GIVEN REQUEST - Copy out all lines that carry the word "arrow".

GIVEN INFORMATION -
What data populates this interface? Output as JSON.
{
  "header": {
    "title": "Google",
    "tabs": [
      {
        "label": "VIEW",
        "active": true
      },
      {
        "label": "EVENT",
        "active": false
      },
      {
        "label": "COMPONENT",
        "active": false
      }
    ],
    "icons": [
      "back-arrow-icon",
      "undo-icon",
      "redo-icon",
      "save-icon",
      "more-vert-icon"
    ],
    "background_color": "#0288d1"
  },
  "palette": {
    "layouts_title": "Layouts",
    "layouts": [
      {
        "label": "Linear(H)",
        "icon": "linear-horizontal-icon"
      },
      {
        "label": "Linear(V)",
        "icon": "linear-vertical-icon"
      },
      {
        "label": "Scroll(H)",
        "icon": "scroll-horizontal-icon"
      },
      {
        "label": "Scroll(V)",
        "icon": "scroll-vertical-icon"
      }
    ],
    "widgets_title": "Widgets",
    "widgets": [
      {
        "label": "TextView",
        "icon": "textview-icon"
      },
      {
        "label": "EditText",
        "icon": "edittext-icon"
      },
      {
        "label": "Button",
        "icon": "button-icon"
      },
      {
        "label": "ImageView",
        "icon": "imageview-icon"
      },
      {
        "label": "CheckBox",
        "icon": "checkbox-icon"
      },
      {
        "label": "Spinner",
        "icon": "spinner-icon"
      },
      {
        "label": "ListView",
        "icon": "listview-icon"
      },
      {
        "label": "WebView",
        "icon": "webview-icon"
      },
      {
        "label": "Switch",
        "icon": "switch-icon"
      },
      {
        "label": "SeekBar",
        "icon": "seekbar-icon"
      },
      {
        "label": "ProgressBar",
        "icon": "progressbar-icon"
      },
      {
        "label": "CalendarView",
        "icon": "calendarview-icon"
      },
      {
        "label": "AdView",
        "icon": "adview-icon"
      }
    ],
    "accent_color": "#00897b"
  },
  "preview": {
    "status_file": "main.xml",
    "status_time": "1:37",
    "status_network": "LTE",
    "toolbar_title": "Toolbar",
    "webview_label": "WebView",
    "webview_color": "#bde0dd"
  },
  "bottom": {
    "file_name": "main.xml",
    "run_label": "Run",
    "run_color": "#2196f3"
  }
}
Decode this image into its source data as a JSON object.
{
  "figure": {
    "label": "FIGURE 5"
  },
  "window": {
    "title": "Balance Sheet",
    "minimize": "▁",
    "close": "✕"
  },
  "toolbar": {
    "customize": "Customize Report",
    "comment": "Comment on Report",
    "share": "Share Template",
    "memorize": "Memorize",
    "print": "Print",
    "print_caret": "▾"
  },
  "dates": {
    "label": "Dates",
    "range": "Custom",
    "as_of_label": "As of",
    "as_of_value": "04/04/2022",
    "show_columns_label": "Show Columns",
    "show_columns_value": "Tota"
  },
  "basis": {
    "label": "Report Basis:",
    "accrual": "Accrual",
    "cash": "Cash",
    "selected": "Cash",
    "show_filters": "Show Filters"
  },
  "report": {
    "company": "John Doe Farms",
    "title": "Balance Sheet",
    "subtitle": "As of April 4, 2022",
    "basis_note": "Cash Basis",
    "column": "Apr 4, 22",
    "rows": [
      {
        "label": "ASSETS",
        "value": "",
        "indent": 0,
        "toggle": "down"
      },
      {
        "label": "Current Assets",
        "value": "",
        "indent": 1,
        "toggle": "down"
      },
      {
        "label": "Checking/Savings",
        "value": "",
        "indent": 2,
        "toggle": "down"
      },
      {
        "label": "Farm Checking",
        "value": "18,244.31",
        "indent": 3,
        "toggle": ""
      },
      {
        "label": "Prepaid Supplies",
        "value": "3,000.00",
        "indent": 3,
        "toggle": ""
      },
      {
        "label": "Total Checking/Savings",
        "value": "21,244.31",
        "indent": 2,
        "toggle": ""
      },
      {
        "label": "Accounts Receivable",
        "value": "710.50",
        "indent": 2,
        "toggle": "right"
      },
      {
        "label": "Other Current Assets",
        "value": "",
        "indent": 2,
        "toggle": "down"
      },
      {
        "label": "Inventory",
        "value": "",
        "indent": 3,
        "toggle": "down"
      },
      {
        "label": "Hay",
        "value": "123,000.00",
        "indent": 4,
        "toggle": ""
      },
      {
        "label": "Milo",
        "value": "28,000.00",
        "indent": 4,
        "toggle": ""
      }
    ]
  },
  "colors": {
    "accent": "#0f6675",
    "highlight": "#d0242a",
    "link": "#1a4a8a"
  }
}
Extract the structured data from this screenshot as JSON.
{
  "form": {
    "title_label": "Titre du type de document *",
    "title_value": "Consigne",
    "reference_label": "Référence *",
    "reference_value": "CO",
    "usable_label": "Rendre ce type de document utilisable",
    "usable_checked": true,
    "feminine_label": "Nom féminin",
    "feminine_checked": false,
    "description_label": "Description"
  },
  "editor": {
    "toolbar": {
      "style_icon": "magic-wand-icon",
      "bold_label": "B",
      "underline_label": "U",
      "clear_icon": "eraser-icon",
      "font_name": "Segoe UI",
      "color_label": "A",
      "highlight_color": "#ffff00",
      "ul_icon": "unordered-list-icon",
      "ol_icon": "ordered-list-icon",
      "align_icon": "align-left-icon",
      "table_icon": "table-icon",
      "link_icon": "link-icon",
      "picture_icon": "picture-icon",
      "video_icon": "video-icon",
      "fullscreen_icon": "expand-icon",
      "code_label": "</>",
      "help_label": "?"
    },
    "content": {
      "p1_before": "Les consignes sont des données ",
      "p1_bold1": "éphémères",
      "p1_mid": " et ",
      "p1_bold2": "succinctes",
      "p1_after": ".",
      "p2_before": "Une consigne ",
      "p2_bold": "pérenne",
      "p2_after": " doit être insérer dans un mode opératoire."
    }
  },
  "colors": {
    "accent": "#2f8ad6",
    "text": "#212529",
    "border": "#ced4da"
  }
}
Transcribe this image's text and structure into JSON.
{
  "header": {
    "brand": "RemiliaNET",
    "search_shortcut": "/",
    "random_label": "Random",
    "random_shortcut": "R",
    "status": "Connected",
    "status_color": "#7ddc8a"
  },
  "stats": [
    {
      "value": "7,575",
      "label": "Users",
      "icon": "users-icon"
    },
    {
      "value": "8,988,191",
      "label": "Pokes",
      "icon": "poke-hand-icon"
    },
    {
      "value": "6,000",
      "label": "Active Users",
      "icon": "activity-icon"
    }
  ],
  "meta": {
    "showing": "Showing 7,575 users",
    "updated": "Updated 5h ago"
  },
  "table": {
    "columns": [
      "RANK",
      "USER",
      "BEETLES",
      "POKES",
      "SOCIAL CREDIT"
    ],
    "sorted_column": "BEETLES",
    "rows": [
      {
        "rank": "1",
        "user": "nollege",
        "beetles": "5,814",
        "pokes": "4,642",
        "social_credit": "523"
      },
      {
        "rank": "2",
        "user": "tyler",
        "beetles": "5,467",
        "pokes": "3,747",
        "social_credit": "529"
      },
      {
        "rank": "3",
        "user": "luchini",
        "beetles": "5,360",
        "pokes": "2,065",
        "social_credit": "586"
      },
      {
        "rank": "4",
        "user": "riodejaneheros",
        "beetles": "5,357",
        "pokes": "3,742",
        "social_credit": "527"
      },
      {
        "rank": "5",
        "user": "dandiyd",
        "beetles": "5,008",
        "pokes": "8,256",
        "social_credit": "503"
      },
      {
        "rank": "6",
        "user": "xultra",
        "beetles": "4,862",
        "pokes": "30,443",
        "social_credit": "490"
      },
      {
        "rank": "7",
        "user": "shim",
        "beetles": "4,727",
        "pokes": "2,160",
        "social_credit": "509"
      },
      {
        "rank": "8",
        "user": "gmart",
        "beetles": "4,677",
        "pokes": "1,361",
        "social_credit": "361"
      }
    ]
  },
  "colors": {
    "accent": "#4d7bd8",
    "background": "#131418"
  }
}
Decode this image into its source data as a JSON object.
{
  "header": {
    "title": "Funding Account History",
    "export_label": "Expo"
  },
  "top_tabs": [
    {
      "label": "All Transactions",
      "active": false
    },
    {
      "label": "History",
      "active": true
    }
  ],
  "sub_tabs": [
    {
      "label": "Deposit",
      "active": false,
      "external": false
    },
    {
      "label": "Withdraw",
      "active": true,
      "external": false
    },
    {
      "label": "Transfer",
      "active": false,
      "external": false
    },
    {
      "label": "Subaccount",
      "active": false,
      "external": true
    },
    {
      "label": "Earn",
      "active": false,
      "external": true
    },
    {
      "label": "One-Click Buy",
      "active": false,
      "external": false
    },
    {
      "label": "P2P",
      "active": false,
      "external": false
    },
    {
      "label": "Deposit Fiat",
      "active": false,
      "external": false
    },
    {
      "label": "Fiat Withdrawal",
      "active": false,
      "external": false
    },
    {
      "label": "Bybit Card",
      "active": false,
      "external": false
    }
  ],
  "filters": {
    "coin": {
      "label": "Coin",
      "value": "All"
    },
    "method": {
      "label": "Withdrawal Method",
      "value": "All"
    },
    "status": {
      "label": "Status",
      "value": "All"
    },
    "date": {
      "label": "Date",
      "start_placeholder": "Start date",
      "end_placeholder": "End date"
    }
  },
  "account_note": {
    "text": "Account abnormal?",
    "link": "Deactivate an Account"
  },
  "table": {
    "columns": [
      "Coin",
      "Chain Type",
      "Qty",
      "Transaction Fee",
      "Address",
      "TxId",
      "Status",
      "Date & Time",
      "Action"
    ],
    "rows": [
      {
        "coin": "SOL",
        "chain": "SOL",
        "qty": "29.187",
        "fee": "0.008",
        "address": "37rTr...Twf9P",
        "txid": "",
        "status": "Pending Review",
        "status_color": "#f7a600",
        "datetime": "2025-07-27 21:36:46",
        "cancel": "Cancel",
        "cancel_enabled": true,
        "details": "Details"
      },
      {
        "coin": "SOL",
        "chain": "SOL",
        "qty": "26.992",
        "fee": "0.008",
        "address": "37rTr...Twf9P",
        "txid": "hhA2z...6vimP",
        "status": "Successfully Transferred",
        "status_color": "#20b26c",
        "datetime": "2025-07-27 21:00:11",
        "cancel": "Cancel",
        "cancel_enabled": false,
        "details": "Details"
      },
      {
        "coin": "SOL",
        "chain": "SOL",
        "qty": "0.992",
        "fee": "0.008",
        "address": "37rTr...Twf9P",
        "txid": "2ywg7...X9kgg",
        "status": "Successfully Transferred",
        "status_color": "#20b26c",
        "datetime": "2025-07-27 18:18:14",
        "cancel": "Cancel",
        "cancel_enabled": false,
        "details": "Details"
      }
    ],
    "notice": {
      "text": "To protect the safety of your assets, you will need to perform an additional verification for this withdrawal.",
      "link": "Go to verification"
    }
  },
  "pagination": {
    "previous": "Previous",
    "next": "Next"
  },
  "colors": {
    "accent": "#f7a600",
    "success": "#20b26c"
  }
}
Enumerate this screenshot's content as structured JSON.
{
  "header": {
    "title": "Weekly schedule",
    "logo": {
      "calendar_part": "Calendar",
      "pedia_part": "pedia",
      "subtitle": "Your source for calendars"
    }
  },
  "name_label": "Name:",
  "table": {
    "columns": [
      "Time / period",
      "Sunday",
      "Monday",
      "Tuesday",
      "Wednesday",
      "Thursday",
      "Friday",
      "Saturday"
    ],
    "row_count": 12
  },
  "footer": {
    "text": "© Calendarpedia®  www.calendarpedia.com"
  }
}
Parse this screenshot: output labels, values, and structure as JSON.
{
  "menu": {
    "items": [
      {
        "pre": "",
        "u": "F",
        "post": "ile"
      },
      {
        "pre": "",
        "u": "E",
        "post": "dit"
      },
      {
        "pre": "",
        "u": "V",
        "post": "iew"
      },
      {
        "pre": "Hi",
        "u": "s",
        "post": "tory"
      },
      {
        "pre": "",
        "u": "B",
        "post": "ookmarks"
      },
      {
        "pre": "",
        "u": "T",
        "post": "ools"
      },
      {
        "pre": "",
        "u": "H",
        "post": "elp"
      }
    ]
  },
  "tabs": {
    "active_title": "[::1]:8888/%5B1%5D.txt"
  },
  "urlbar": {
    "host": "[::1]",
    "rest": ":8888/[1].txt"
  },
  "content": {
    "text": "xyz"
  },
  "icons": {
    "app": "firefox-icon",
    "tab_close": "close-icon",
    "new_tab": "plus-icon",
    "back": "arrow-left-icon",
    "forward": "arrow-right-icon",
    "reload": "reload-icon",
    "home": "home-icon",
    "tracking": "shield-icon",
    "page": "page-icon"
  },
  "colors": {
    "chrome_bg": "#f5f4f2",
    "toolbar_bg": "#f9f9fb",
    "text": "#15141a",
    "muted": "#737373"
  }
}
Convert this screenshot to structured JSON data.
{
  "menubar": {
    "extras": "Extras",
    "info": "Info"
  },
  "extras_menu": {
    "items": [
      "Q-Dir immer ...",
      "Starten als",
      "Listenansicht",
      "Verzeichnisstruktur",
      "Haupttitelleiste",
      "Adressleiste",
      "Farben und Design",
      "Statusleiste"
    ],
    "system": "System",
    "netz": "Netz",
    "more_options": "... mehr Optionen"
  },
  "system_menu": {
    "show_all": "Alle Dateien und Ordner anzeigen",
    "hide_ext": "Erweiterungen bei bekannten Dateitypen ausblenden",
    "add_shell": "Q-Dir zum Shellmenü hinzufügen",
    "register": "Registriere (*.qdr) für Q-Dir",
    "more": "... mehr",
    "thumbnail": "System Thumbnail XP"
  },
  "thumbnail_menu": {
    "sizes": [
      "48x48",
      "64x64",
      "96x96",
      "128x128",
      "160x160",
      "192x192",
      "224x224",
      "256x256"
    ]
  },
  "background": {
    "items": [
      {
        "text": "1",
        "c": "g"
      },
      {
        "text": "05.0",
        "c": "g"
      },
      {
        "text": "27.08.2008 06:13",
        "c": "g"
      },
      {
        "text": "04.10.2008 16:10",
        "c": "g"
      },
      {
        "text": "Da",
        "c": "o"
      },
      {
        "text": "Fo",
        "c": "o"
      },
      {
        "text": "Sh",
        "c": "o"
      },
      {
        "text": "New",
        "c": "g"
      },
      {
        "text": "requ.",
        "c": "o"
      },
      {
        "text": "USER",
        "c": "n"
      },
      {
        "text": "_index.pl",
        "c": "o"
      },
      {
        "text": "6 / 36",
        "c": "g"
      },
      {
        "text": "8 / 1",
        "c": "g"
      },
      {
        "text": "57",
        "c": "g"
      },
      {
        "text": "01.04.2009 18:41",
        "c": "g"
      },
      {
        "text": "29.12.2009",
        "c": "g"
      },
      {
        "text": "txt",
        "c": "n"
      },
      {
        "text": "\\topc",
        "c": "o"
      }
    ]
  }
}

COMPLETE RESPONSE -
      "back-arrow-icon",
    "back": "arrow-left-icon",
    "forward": "arrow-right-icon",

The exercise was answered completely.